### Task brief
Under this task are some entries; return every one of them exactly.

### Source material
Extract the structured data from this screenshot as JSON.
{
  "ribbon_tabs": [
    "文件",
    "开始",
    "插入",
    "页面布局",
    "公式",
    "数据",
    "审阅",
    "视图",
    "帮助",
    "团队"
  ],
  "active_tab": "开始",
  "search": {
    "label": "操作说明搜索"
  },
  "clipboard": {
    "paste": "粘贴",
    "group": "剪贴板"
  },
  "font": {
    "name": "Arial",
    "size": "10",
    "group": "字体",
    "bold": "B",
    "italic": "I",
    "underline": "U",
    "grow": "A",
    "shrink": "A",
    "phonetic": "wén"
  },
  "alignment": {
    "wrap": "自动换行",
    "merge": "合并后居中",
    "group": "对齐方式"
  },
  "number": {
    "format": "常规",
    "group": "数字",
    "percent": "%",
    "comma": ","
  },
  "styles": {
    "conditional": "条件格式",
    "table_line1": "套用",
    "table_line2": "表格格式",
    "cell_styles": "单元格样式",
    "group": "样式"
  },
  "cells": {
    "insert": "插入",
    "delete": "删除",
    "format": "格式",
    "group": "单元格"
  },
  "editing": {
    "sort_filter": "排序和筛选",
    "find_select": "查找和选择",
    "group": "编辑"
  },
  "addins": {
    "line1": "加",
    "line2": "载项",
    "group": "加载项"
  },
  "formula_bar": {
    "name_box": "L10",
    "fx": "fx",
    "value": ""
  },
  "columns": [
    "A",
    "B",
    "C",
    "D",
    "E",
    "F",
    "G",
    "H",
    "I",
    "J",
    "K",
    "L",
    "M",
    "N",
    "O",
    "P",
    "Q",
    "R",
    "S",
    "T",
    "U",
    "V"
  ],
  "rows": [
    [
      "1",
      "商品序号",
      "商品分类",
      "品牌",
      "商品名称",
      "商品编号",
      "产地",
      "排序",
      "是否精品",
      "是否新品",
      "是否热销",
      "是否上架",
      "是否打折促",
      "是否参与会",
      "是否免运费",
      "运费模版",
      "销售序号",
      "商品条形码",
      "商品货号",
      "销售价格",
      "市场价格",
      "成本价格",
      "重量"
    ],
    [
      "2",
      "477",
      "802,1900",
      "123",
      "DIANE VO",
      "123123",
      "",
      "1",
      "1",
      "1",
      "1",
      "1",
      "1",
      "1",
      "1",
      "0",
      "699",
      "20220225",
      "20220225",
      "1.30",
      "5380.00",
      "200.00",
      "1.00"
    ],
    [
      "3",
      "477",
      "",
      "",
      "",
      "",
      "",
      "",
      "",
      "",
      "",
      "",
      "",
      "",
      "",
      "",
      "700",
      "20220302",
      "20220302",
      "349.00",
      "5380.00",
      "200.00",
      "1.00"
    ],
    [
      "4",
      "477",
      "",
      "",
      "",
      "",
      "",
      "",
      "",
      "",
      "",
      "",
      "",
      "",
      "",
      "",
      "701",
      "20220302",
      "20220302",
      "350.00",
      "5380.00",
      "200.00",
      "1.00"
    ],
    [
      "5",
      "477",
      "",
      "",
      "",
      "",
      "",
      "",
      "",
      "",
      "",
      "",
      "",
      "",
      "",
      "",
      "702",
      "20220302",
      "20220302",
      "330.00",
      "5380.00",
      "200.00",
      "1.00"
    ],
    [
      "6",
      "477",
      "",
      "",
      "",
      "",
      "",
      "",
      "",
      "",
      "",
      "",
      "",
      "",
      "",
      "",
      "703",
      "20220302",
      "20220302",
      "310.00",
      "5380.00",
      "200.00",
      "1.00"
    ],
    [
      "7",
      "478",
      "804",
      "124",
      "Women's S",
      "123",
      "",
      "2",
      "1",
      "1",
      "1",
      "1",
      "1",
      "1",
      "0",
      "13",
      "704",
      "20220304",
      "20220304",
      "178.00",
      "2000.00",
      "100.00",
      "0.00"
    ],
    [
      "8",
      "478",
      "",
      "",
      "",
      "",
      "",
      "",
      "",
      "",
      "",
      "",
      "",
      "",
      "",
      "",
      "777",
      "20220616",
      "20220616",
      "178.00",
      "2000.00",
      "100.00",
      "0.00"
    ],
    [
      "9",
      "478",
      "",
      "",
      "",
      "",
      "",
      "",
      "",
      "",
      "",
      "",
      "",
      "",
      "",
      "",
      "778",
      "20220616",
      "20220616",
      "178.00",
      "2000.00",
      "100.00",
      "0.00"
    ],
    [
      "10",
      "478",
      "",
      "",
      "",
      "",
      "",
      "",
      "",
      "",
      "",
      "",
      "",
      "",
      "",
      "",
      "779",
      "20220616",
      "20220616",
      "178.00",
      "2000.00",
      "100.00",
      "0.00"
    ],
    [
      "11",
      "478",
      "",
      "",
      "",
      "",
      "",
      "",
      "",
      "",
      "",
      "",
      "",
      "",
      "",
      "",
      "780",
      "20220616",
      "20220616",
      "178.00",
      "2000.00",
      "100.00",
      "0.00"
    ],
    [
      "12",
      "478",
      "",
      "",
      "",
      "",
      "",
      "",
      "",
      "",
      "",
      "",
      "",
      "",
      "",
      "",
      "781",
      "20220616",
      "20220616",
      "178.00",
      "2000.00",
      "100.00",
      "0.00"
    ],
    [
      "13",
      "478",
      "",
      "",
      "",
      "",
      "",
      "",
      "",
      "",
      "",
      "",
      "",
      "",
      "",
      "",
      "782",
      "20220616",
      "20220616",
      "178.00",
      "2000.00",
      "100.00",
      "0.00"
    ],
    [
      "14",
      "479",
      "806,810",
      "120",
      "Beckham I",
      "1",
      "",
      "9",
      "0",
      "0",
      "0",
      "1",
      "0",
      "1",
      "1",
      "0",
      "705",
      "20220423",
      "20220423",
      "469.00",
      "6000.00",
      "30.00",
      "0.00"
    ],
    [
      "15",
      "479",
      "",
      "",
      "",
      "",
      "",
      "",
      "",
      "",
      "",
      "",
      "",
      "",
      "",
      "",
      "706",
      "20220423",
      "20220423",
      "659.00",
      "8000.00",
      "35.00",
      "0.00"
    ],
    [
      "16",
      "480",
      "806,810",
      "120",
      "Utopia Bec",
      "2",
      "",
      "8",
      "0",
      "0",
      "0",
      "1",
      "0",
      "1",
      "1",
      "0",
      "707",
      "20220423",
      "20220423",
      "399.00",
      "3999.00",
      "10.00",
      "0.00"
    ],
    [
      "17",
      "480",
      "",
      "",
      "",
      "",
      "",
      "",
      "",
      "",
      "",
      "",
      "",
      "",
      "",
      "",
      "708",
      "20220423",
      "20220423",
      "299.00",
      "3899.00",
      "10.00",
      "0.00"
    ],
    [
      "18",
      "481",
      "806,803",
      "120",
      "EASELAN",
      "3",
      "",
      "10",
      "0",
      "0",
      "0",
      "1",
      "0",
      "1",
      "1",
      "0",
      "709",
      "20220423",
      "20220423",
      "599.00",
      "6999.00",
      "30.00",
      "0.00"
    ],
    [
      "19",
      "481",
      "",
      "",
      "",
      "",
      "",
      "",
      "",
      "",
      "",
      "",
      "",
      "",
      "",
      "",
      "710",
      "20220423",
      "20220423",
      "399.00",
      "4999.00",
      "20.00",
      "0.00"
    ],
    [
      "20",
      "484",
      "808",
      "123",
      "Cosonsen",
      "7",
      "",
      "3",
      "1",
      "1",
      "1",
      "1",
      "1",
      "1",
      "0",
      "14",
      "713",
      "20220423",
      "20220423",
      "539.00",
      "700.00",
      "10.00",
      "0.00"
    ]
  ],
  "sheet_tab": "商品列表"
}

### Solution to this task
Extract the structured data from this screenshot as JSON.
{
  "ribbon_tabs": [
    "文件",
    "开始",
    "插入",
    "页面布局",
    "公式",
    "数据",
    "审阅",
    "视图",
    "帮助",
    "团队"
  ],
  "active_tab": "开始",
  "search": {
    "label": "操作说明搜索"
  },
  "clipboard": {
    "paste": "粘贴",
    "group": "剪贴板"
  },
  "font": {
    "name": "Arial",
    "size": "10",
    "group": "字体",
    "bold": "B",
    "italic": "I",
    "underline": "U",
    "grow": "A",
    "shrink": "A",
    "phonetic": "wén"
  },
  "alignment": {
    "wrap": "自动换行",
    "merge": "合并后居中",
    "group": "对齐方式"
  },
  "number": {
    "format": "常规",
    "group": "数字",
    "percent": "%",
    "comma": ","
  },
  "styles": {
    "conditional": "条件格式",
    "table_line1": "套用",
    "table_line2": "表格格式",
    "cell_styles": "单元格样式",
    "group": "样式"
  },
  "cells": {
    "insert": "插入",
    "delete": "删除",
    "format": "格式",
    "group": "单元格"
  },
  "editing": {
    "sort_filter": "排序和筛选",
    "find_select": "查找和选择",
    "group": "编辑"
  },
  "addins": {
    "line1": "加",
    "line2": "载项",
    "group": "加载项"
  },
  "formula_bar": {
    "name_box": "L10",
    "fx": "fx",
    "value": ""
  },
  "columns": [
    "A",
    "B",
    "C",
    "D",
    "E",
    "F",
    "G",
    "H",
    "I",
    "J",
    "K",
    "L",
    "M",
    "N",
    "O",
    "P",
    "Q",
    "R",
    "S",
    "T",
    "U",
    "V"
  ],
  "rows": [
    [
      "1",
      "商品序号",
      "商品分类",
      "品牌",
      "商品名称",
      "商品编号",
      "产地",
      "排序",
      "是否精品",
      "是否新品",
      "是否热销",
      "是否上架",
      "是否打折促",
      "是否参与会",
      "是否免运费",
      "运费模版",
      "销售序号",
      "商品条形码",
      "商品货号",
      "销售价格",
      "市场价格",
      "成本价格",
      "重量"
    ],
    [
      "2",
      "477",
      "802,1900",
      "123",
      "DIANE VO",
      "123123",
      "",
      "1",
      "1",
      "1",
      "1",
      "1",
      "1",
      "1",
      "1",
      "0",
      "699",
      "20220225",
      "20220225",
      "1.30",
      "5380.00",
      "200.00",
      "1.00"
    ],
    [
      "3",
      "477",
      "",
      "",
      "",
      "",
      "",
      "",
      "",
      "",
      "",
      "",
      "",
      "",
      "",
      "",
      "700",
      "20220302",
      "20220302",
      "349.00",
      "5380.00",
      "200.00",
      "1.00"
    ],
    [
      "4",
      "477",
      "",
      "",
      "",
      "",
      "",
      "",
      "",
      "",
      "",
      "",
      "",
      "",
      "",
      "",
      "701",
      "20220302",
      "20220302",
      "350.00",
      "5380.00",
      "200.00",
      "1.00"
    ],
    [
      "5",
      "477",
      "",
      "",
      "",
      "",
      "",
      "",
      "",
      "",
      "",
      "",
      "",
      "",
      "",
      "",
      "702",
      "20220302",
      "20220302",
      "330.00",
      "5380.00",
      "200.00",
      "1.00"
    ],
    [
      "6",
      "477",
      "",
      "",
      "",
      "",
      "",
      "",
      "",
      "",
      "",
      "",
      "",
      "",
      "",
      "",
      "703",
      "20220302",
      "20220302",
      "310.00",
      "5380.00",
      "200.00",
      "1.00"
    ],
    [
      "7",
      "478",
      "804",
      "124",
      "Women's S",
      "123",
      "",
      "2",
      "1",
      "1",
      "1",
      "1",
      "1",
      "1",
      "0",
      "13",
      "704",
      "20220304",
      "20220304",
      "178.00",
      "2000.00",
      "100.00",
      "0.00"
    ],
    [
      "8",
      "478",
      "",
      "",
      "",
      "",
      "",
      "",
      "",
      "",
      "",
      "",
      "",
      "",
      "",
      "",
      "777",
      "20220616",
      "20220616",
      "178.00",
      "2000.00",
      "100.00",
      "0.00"
    ],
    [
      "9",
      "478",
      "",
      "",
      "",
      "",
      "",
      "",
      "",
      "",
      "",
      "",
      "",
      "",
      "",
      "",
      "778",
      "20220616",
      "20220616",
      "178.00",
      "2000.00",
      "100.00",
      "0.00"
    ],
    [
      "10",
      "478",
      "",
      "",
      "",
      "",
      "",
      "",
      "",
      "",
      "",
      "",
      "",
      "",
      "",
      "",
      "779",
      "20220616",
      "20220616",
      "178.00",
      "2000.00",
      "100.00",
      "0.00"
    ],
    [
      "11",
      "478",
      "",
      "",
      "",
      "",
      "",
      "",
      "",
      "",
      "",
      "",
      "",
      "",
      "",
      "",
      "780",
      "20220616",
      "20220616",
      "178.00",
      "2000.00",
      "100.00",
      "0.00"
    ],
    [
      "12",
      "478",
      "",
      "",
      "",
      "",
      "",
      "",
      "",
      "",
      "",
      "",
      "",
      "",
      "",
      "",
      "781",
      "20220616",
      "20220616",
      "178.00",
      "2000.00",
      "100.00",
      "0.00"
    ],
    [
      "13",
      "478",
      "",
      "",
      "",
      "",
      "",
      "",
      "",
      "",
      "",
      "",
      "",
      "",
      "",
      "",
      "782",
      "20220616",
      "20220616",
      "178.00",
      "2000.00",
      "100.00",
      "0.00"
    ],
    [
      "14",
      "479",
      "806,810",
      "120",
      "Beckham I",
      "1",
      "",
      "9",
      "0",
      "0",
      "0",
      "1",
      "0",
      "1",
      "1",
      "0",
      "705",
      "20220423",
      "20220423",
      "469.00",
      "6000.00",
      "30.00",
      "0.00"
    ],
    [
      "15",
      "479",
      "",
      "",
      "",
      "",
      "",
      "",
      "",
      "",
      "",
      "",
      "",
      "",
      "",
      "",
      "706",
      "20220423",
      "20220423",
      "659.00",
      "8000.00",
      "35.00",
      "0.00"
    ],
    [
      "16",
      "480",
      "806,810",
      "120",
      "Utopia Bec",
      "2",
      "",
      "8",
      "0",
      "0",
      "0",
      "1",
      "0",
      "1",
      "1",
      "0",
      "707",
      "20220423",
      "20220423",
      "399.00",
      "3999.00",
      "10.00",
      "0.00"
    ],
    [
      "17",
      "480",
      "",
      "",
      "",
      "",
      "",
      "",
      "",
      "",
      "",
      "",
      "",
      "",
      "",
      "",
      "708",
      "20220423",
      "20220423",
      "299.00",
      "3899.00",
      "10.00",
      "0.00"
    ],
    [
      "18",
      "481",
      "806,803",
      "120",
      "EASELAN",
      "3",
      "",
      "10",
      "0",
      "0",
      "0",
      "1",
      "0",
      "1",
      "1",
      "0",
      "709",
      "20220423",
      "20220423",
      "599.00",
      "6999.00",
      "30.00",
      "0.00"
    ],
    [
      "19",
      "481",
      "",
      "",
      "",
      "",
      "",
      "",
      "",
      "",
      "",
      "",
      "",
      "",
      "",
      "",
      "710",
      "20220423",
      "20220423",
      "399.00",
      "4999.00",
      "20.00",
      "0.00"
    ],
    [
      "20",
      "484",
      "808",
      "123",
      "Cosonsen",
      "7",
      "",
      "3",
      "1",
      "1",
      "1",
      "1",
      "1",
      "1",
      "0",
      "14",
      "713",
      "20220423",
      "20220423",
      "539.00",
      "700.00",
      "10.00",
      "0.00"
    ]
  ],
  "sheet_tab": "商品列表"
}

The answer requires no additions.